* Direction *
Please update the entries below so that every "grid-line" becomes "gridline", and keep everything else unchanged.

* Supplied records *
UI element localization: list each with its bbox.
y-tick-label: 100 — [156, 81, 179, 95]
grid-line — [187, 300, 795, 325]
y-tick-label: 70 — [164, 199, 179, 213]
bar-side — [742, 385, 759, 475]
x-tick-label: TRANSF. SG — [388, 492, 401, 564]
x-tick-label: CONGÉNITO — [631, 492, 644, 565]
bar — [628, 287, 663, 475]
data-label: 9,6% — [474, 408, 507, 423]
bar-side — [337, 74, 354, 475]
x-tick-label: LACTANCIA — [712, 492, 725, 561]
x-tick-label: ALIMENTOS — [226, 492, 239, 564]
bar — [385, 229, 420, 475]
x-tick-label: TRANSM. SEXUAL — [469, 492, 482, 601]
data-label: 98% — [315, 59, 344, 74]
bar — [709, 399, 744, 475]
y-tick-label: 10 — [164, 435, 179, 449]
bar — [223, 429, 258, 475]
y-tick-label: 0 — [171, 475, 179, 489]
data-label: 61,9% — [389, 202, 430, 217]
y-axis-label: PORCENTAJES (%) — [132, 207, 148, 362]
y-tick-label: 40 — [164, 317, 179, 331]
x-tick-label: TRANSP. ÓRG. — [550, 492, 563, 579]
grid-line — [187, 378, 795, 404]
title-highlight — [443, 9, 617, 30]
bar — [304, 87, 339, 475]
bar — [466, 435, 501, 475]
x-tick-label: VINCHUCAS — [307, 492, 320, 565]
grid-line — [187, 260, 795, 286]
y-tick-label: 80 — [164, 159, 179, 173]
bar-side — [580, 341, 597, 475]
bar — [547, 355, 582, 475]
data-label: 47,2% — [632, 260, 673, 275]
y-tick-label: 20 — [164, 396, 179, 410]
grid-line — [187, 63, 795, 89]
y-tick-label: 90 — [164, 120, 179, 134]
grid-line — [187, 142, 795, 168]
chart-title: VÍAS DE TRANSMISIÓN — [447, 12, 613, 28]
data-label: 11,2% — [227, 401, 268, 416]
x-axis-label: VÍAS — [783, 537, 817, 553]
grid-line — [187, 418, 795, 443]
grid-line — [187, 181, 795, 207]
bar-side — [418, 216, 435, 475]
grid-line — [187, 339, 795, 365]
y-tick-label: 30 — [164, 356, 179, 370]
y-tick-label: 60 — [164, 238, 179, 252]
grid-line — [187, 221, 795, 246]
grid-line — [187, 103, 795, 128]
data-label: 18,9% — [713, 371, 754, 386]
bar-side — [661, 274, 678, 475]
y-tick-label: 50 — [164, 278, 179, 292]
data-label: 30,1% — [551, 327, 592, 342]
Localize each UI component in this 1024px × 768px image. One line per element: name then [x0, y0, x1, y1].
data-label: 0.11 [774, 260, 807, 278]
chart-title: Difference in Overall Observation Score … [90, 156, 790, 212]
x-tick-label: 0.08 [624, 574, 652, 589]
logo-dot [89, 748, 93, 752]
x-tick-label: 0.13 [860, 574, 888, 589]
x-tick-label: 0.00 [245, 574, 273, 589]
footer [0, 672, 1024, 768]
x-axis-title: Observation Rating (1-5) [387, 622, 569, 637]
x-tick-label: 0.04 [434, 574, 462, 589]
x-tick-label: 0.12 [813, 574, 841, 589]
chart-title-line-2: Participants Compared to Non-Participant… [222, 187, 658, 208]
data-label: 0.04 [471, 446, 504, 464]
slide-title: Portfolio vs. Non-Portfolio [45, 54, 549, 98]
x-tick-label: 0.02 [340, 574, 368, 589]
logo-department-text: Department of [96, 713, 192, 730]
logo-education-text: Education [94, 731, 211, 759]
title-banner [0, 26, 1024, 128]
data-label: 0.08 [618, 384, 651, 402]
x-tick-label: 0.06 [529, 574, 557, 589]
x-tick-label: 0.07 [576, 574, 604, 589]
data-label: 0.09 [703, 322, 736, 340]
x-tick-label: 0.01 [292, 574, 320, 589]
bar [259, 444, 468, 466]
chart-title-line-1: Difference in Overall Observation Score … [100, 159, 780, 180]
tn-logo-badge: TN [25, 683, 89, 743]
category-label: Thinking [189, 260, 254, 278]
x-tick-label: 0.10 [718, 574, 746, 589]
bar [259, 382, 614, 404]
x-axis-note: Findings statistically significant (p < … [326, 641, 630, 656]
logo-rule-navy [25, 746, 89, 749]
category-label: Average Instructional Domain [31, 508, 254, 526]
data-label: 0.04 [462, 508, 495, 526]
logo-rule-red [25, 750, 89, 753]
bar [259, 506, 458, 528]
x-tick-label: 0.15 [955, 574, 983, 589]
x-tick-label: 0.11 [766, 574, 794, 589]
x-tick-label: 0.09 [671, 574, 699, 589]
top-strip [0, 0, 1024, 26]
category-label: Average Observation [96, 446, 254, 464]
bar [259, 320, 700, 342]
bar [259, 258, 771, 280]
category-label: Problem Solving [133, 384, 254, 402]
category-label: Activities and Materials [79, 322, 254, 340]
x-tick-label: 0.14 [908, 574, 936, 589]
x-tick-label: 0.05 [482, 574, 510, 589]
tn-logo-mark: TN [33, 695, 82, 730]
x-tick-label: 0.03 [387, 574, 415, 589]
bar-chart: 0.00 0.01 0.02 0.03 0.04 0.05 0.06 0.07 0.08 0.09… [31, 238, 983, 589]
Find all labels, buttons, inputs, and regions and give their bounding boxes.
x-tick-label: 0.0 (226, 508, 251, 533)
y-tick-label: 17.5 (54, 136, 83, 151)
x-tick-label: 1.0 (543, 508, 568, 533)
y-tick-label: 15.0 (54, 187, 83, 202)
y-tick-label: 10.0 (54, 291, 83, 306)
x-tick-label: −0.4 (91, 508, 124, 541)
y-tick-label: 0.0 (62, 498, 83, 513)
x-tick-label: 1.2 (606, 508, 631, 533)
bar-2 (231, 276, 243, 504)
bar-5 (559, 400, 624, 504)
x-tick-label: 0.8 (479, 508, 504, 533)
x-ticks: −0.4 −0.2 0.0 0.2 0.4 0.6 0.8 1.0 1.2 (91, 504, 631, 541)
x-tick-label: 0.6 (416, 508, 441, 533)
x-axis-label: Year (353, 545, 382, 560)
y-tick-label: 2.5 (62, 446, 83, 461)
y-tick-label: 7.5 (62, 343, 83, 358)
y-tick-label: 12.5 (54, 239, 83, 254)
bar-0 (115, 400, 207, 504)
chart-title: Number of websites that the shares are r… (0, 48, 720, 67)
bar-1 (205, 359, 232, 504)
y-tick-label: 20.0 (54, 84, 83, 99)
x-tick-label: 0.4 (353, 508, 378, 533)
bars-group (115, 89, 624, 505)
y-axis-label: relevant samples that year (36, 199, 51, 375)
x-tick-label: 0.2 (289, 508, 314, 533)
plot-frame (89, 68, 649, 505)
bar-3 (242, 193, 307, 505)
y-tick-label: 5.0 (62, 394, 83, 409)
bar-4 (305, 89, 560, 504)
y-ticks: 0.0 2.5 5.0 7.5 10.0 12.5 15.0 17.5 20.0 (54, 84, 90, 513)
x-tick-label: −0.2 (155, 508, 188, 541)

* Correct result *
UI element localization: list each with its bbox.
y-tick-label: 100 — [156, 81, 179, 95]
gridline — [187, 300, 795, 325]
y-tick-label: 70 — [164, 199, 179, 213]
bar-side — [742, 385, 759, 475]
x-tick-label: TRANSF. SG — [388, 492, 401, 564]
x-tick-label: CONGÉNITO — [631, 492, 644, 565]
bar — [628, 287, 663, 475]
data-label: 9,6% — [474, 408, 507, 423]
bar-side — [337, 74, 354, 475]
x-tick-label: LACTANCIA — [712, 492, 725, 561]
x-tick-label: ALIMENTOS — [226, 492, 239, 564]
bar — [385, 229, 420, 475]
x-tick-label: TRANSM. SEXUAL — [469, 492, 482, 601]
data-label: 98% — [315, 59, 344, 74]
bar — [709, 399, 744, 475]
y-tick-label: 10 — [164, 435, 179, 449]
bar — [223, 429, 258, 475]
y-tick-label: 0 — [171, 475, 179, 489]
data-label: 61,9% — [389, 202, 430, 217]
y-axis-label: PORCENTAJES (%) — [132, 207, 148, 362]
y-tick-label: 40 — [164, 317, 179, 331]
x-tick-label: TRANSP. ÓRG. — [550, 492, 563, 579]
gridline — [187, 378, 795, 404]
title-highlight — [443, 9, 617, 30]
bar — [304, 87, 339, 475]
bar — [466, 435, 501, 475]
x-tick-label: VINCHUCAS — [307, 492, 320, 565]
gridline — [187, 260, 795, 286]
y-tick-label: 80 — [164, 159, 179, 173]
bar-side — [580, 341, 597, 475]
bar — [547, 355, 582, 475]
data-label: 47,2% — [632, 260, 673, 275]
y-tick-label: 20 — [164, 396, 179, 410]
gridline — [187, 63, 795, 89]
y-tick-label: 90 — [164, 120, 179, 134]
gridline — [187, 142, 795, 168]
chart-title: VÍAS DE TRANSMISIÓN — [447, 12, 613, 28]
data-label: 11,2% — [227, 401, 268, 416]
x-axis-label: VÍAS — [783, 537, 817, 553]
gridline — [187, 418, 795, 443]
gridline — [187, 181, 795, 207]
bar-side — [418, 216, 435, 475]
gridline — [187, 339, 795, 365]
y-tick-label: 30 — [164, 356, 179, 370]
y-tick-label: 60 — [164, 238, 179, 252]
gridline — [187, 221, 795, 246]
gridline — [187, 103, 795, 128]
data-label: 18,9% — [713, 371, 754, 386]
bar-side — [661, 274, 678, 475]
y-tick-label: 50 — [164, 278, 179, 292]
data-label: 30,1% — [551, 327, 592, 342]
Localize each UI component in this 1024px × 768px image. One line per element: name then [x0, y0, x1, y1].
data-label: 0.11 [774, 260, 807, 278]
chart-title: Difference in Overall Observation Score … [90, 156, 790, 212]
x-tick-label: 0.08 [624, 574, 652, 589]
logo-dot [89, 748, 93, 752]
x-tick-label: 0.13 [860, 574, 888, 589]
x-tick-label: 0.00 [245, 574, 273, 589]
footer [0, 672, 1024, 768]
x-axis-title: Observation Rating (1-5) [387, 622, 569, 637]
x-tick-label: 0.04 [434, 574, 462, 589]
x-tick-label: 0.12 [813, 574, 841, 589]
chart-title-line-2: Participants Compared to Non-Participant… [222, 187, 658, 208]
data-label: 0.04 [471, 446, 504, 464]
slide-title: Portfolio vs. Non-Portfolio [45, 54, 549, 98]
x-tick-label: 0.02 [340, 574, 368, 589]
logo-department-text: Department of [96, 713, 192, 730]
logo-education-text: Education [94, 731, 211, 759]
title-banner [0, 26, 1024, 128]
data-label: 0.08 [618, 384, 651, 402]
x-tick-label: 0.06 [529, 574, 557, 589]
x-tick-label: 0.07 [576, 574, 604, 589]
data-label: 0.09 [703, 322, 736, 340]
x-tick-label: 0.01 [292, 574, 320, 589]
bar [259, 444, 468, 466]
chart-title-line-1: Difference in Overall Observation Score … [100, 159, 780, 180]
tn-logo-badge: TN [25, 683, 89, 743]
category-label: Thinking [189, 260, 254, 278]
x-tick-label: 0.10 [718, 574, 746, 589]
bar [259, 382, 614, 404]
x-axis-note: Findings statistically significant (p < … [326, 641, 630, 656]
logo-rule-navy [25, 746, 89, 749]
category-label: Average Instructional Domain [31, 508, 254, 526]
data-label: 0.04 [462, 508, 495, 526]
logo-rule-red [25, 750, 89, 753]
bar [259, 506, 458, 528]
x-tick-label: 0.15 [955, 574, 983, 589]
x-tick-label: 0.11 [766, 574, 794, 589]
x-tick-label: 0.09 [671, 574, 699, 589]
top-strip [0, 0, 1024, 26]
category-label: Average Observation [96, 446, 254, 464]
bar [259, 320, 700, 342]
bar [259, 258, 771, 280]
category-label: Problem Solving [133, 384, 254, 402]
category-label: Activities and Materials [79, 322, 254, 340]
x-tick-label: 0.14 [908, 574, 936, 589]
x-tick-label: 0.05 [482, 574, 510, 589]
tn-logo-mark: TN [33, 695, 82, 730]
x-tick-label: 0.03 [387, 574, 415, 589]
bar-chart: 0.00 0.01 0.02 0.03 0.04 0.05 0.06 0.07 0.08 0.09… [31, 238, 983, 589]
Find all labels, buttons, inputs, and regions and give their bounding boxes.
x-tick-label: 0.0 (226, 508, 251, 533)
y-tick-label: 17.5 (54, 136, 83, 151)
x-tick-label: 1.0 (543, 508, 568, 533)
y-tick-label: 15.0 (54, 187, 83, 202)
y-tick-label: 10.0 (54, 291, 83, 306)
x-tick-label: −0.4 (91, 508, 124, 541)
y-tick-label: 0.0 (62, 498, 83, 513)
x-tick-label: 1.2 (606, 508, 631, 533)
bar-2 (231, 276, 243, 504)
bar-5 (559, 400, 624, 504)
x-tick-label: 0.8 (479, 508, 504, 533)
x-ticks: −0.4 −0.2 0.0 0.2 0.4 0.6 0.8 1.0 1.2 (91, 504, 631, 541)
x-tick-label: 0.6 (416, 508, 441, 533)
x-axis-label: Year (353, 545, 382, 560)
y-tick-label: 2.5 (62, 446, 83, 461)
y-tick-label: 7.5 (62, 343, 83, 358)
y-tick-label: 12.5 (54, 239, 83, 254)
bar-0 (115, 400, 207, 504)
chart-title: Number of websites that the shares are r… (0, 48, 720, 67)
bar-1 (205, 359, 232, 504)
y-tick-label: 20.0 (54, 84, 83, 99)
x-tick-label: 0.4 (353, 508, 378, 533)
bars-group (115, 89, 624, 505)
y-axis-label: relevant samples that year (36, 199, 51, 375)
x-tick-label: 0.2 (289, 508, 314, 533)
plot-frame (89, 68, 649, 505)
bar-3 (242, 193, 307, 505)
y-tick-label: 5.0 (62, 394, 83, 409)
bar-4 (305, 89, 560, 504)
y-ticks: 0.0 2.5 5.0 7.5 10.0 12.5 15.0 17.5 20.0 (54, 84, 90, 513)
x-tick-label: −0.2 (155, 508, 188, 541)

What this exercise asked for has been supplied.